GOAL:
Reproduce the entries below in full, word for word.

--------------------------------

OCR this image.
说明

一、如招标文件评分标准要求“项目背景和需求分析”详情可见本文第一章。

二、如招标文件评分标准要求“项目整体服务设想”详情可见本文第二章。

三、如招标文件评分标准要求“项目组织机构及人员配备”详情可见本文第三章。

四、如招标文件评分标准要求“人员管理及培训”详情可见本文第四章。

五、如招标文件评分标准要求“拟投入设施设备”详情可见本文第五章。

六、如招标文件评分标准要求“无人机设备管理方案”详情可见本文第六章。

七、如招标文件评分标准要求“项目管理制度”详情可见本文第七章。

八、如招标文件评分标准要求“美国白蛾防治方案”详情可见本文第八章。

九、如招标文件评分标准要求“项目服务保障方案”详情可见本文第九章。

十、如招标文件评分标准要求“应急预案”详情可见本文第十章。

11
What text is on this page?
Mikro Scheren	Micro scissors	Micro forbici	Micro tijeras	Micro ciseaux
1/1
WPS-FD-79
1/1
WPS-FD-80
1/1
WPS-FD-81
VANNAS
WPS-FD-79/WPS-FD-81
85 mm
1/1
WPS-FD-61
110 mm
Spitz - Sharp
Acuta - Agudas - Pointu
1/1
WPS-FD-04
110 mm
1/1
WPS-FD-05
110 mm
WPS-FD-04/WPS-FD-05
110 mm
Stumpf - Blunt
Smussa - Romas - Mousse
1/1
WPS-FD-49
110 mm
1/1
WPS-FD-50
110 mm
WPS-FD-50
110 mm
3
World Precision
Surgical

--------------------------------

COMPLETE OUTPUT:
OCR this image.
说明

一、如招标文件评分标准要求“项目背景和需求分析”详情可见本文第一章。

二、如招标文件评分标准要求“项目整体服务设想”详情可见本文第二章。

三、如招标文件评分标准要求“项目组织机构及人员配备”详情可见本文第三章。

四、如招标文件评分标准要求“人员管理及培训”详情可见本文第四章。

五、如招标文件评分标准要求“拟投入设施设备”详情可见本文第五章。

六、如招标文件评分标准要求“无人机设备管理方案”详情可见本文第六章。

七、如招标文件评分标准要求“项目管理制度”详情可见本文第七章。

八、如招标文件评分标准要求“美国白蛾防治方案”详情可见本文第八章。

九、如招标文件评分标准要求“项目服务保障方案”详情可见本文第九章。

十、如招标文件评分标准要求“应急预案”详情可见本文第十章。

11
What text is on this page?
Mikro Scheren	Micro scissors	Micro forbici	Micro tijeras	Micro ciseaux
1/1
WPS-FD-79
1/1
WPS-FD-80
1/1
WPS-FD-81
VANNAS
WPS-FD-79/WPS-FD-81
85 mm
1/1
WPS-FD-61
110 mm
Spitz - Sharp
Acuta - Agudas - Pointu
1/1
WPS-FD-04
110 mm
1/1
WPS-FD-05
110 mm
WPS-FD-04/WPS-FD-05
110 mm
Stumpf - Blunt
Smussa - Romas - Mousse
1/1
WPS-FD-49
110 mm
1/1
WPS-FD-50
110 mm
WPS-FD-50
110 mm
3
World Precision
Surgical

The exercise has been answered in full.